▸ Short problem
Return the count of lines that hold the string "خدمت", with no other words.

[Data in this exercise start]

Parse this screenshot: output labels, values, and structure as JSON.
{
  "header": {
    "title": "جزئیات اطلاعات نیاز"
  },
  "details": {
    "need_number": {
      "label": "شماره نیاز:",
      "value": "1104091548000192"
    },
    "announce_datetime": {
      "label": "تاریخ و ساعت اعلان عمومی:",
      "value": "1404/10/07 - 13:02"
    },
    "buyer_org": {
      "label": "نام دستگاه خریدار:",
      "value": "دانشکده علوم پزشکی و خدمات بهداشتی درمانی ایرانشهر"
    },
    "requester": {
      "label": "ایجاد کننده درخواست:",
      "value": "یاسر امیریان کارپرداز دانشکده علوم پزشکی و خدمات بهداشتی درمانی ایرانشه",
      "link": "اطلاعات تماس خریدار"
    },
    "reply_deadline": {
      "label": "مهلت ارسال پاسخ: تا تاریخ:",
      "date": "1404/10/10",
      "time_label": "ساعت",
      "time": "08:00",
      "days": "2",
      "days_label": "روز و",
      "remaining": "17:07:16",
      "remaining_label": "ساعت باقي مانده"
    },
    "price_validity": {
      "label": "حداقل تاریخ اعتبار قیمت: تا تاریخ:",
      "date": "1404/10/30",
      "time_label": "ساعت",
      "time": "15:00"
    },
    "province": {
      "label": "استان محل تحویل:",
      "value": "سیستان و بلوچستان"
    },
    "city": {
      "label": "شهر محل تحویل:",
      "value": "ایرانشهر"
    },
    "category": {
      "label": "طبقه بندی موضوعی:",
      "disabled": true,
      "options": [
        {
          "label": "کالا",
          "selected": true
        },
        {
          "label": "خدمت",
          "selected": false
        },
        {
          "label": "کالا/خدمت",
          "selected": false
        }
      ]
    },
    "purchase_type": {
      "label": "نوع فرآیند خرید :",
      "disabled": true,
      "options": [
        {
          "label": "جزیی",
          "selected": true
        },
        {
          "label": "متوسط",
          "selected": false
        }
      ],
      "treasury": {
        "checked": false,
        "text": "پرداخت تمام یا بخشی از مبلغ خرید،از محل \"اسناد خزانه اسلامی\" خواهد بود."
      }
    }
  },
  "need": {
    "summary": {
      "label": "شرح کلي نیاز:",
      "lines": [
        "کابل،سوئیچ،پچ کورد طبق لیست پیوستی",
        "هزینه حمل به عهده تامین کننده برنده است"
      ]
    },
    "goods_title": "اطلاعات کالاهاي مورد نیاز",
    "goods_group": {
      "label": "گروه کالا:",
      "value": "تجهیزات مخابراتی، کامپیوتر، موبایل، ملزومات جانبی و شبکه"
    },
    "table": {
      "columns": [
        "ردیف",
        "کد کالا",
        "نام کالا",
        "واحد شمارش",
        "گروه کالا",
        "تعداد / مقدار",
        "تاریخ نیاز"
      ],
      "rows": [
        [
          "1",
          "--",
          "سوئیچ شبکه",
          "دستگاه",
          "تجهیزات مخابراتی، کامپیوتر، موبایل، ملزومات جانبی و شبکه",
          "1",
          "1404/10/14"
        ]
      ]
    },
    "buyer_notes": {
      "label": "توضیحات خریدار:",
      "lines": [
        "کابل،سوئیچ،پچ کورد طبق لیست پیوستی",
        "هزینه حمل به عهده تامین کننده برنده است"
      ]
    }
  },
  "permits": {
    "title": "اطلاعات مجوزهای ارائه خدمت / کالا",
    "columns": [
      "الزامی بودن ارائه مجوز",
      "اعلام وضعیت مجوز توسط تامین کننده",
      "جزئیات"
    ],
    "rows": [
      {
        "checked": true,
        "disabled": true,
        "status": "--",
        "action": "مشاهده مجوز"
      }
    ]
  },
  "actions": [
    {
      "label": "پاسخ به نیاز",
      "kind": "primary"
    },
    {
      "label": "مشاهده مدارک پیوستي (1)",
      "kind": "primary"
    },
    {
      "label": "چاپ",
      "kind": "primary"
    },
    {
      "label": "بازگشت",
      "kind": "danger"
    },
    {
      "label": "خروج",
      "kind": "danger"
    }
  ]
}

[Data in this exercise end]

▸ Complete answer
3